MATERIAL SHOWN:

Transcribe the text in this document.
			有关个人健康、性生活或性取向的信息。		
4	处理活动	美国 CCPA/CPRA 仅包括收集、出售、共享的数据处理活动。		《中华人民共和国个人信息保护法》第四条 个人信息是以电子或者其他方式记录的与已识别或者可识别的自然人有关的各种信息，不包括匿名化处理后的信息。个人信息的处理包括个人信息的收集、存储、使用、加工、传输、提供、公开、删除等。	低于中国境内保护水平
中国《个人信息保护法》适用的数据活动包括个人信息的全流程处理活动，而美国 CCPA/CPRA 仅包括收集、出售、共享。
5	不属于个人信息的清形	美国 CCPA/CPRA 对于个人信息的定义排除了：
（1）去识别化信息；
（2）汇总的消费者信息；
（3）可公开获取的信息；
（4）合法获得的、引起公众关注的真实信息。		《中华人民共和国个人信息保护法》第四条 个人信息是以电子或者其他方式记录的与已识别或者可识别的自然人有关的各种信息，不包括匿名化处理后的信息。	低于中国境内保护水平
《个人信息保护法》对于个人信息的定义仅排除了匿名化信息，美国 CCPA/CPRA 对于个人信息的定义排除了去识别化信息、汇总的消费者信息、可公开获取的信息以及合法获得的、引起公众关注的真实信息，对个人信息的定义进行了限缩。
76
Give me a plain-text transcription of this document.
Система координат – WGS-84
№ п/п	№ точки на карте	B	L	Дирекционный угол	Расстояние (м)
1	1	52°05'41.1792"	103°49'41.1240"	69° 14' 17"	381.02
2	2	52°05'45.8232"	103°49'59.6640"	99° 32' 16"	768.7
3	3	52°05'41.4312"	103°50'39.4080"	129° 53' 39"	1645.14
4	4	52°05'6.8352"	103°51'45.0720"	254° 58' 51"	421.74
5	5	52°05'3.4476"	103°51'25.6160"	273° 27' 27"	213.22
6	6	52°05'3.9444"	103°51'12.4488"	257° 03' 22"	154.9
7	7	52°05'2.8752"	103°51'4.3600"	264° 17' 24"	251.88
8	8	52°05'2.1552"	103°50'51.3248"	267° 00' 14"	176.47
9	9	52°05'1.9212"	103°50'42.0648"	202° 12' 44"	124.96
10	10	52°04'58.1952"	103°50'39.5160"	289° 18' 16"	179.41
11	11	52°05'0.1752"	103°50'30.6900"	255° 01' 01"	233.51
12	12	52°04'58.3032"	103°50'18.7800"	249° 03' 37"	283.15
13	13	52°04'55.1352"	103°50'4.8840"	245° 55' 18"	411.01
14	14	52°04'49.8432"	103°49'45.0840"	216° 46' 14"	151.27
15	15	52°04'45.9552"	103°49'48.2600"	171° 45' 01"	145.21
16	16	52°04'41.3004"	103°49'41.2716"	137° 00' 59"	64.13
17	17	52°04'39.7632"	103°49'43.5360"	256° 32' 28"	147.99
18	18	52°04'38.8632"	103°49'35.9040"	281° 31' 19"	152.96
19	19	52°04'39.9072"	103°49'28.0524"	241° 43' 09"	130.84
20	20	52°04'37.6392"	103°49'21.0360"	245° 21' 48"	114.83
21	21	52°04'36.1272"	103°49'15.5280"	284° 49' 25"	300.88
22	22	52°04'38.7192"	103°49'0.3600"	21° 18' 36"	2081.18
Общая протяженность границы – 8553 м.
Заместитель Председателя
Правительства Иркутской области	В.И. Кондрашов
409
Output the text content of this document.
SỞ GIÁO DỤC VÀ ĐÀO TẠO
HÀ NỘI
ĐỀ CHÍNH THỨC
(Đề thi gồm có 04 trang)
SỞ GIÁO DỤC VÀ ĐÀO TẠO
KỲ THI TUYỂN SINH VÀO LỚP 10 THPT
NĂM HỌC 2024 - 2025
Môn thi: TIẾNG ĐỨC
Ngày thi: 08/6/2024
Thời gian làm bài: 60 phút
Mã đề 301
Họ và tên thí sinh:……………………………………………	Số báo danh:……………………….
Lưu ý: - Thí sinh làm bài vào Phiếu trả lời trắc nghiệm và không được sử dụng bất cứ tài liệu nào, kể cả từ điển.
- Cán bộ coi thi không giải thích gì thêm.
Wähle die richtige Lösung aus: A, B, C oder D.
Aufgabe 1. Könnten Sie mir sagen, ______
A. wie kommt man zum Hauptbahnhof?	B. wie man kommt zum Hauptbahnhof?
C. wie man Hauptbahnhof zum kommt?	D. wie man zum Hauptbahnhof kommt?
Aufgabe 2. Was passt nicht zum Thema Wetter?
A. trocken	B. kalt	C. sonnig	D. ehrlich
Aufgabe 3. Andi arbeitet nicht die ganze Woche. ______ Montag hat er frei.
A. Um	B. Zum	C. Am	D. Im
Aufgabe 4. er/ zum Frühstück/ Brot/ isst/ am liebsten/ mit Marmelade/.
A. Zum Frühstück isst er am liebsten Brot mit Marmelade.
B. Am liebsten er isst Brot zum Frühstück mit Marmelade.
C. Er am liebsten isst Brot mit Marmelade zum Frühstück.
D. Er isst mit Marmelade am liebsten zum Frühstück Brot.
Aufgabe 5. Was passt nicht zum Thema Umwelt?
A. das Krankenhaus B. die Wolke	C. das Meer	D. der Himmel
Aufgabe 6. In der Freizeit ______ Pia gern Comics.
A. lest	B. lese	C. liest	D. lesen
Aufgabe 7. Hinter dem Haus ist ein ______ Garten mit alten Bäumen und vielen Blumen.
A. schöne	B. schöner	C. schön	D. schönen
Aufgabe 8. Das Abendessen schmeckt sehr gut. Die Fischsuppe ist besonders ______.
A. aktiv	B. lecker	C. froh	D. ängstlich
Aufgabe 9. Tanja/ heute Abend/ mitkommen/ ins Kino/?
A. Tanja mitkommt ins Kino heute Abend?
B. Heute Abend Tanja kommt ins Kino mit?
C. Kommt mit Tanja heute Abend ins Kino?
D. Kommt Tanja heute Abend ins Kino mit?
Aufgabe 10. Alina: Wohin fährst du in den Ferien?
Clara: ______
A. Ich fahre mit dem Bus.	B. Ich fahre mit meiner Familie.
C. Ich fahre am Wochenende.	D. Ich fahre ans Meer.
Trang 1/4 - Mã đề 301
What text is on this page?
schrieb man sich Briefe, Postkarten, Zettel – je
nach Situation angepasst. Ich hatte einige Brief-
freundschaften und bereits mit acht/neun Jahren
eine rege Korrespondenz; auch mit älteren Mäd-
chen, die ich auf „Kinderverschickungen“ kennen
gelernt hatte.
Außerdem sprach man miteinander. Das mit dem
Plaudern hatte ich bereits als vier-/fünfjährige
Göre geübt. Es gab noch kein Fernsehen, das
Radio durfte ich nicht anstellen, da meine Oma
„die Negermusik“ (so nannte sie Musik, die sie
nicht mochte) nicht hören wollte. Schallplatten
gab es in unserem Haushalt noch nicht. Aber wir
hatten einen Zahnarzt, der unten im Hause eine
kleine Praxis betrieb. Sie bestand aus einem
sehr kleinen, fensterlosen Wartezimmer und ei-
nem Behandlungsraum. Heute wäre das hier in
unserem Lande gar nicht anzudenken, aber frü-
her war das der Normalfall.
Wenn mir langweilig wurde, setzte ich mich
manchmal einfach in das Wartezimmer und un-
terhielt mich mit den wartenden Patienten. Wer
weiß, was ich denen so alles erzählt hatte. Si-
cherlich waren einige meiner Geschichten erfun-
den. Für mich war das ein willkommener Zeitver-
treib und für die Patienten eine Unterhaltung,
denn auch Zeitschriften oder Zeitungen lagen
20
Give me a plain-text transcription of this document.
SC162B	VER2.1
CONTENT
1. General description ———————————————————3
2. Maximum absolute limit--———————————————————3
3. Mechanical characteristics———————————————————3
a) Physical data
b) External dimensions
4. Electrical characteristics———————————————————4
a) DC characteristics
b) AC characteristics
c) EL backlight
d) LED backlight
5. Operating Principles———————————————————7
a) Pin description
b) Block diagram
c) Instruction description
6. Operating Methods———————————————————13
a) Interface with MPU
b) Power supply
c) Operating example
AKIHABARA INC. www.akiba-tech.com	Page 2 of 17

WORK REQUIRED:
From the line that contains "What text is on this page?" down to the last line of the listing above, repeat each line exactly, and include nothing else.

OUTPUT FOR THIS EXERCISE:
What text is on this page?
schrieb man sich Briefe, Postkarten, Zettel – je
nach Situation angepasst. Ich hatte einige Brief-
freundschaften und bereits mit acht/neun Jahren
eine rege Korrespondenz; auch mit älteren Mäd-
chen, die ich auf „Kinderverschickungen“ kennen
gelernt hatte.
Außerdem sprach man miteinander. Das mit dem
Plaudern hatte ich bereits als vier-/fünfjährige
Göre geübt. Es gab noch kein Fernsehen, das
Radio durfte ich nicht anstellen, da meine Oma
„die Negermusik“ (so nannte sie Musik, die sie
nicht mochte) nicht hören wollte. Schallplatten
gab es in unserem Haushalt noch nicht. Aber wir
hatten einen Zahnarzt, der unten im Hause eine
kleine Praxis betrieb. Sie bestand aus einem
sehr kleinen, fensterlosen Wartezimmer und ei-
nem Behandlungsraum. Heute wäre das hier in
unserem Lande gar nicht anzudenken, aber frü-
her war das der Normalfall.
Wenn mir langweilig wurde, setzte ich mich
manchmal einfach in das Wartezimmer und un-
terhielt mich mit den wartenden Patienten. Wer
weiß, was ich denen so alles erzählt hatte. Si-
cherlich waren einige meiner Geschichten erfun-
den. Für mich war das ein willkommener Zeitver-
treib und für die Patienten eine Unterhaltung,
denn auch Zeitschriften oder Zeitungen lagen
20
Give me a plain-text transcription of this document.
SC162B	VER2.1
CONTENT
1. General description ———————————————————3
2. Maximum absolute limit--———————————————————3
3. Mechanical characteristics———————————————————3
a) Physical data
b) External dimensions
4. Electrical characteristics———————————————————4
a) DC characteristics
b) AC characteristics
c) EL backlight
d) LED backlight
5. Operating Principles———————————————————7
a) Pin description
b) Block diagram
c) Instruction description
6. Operating Methods———————————————————13
a) Interface with MPU
b) Power supply
c) Operating example
AKIHABARA INC. www.akiba-tech.com	Page 2 of 17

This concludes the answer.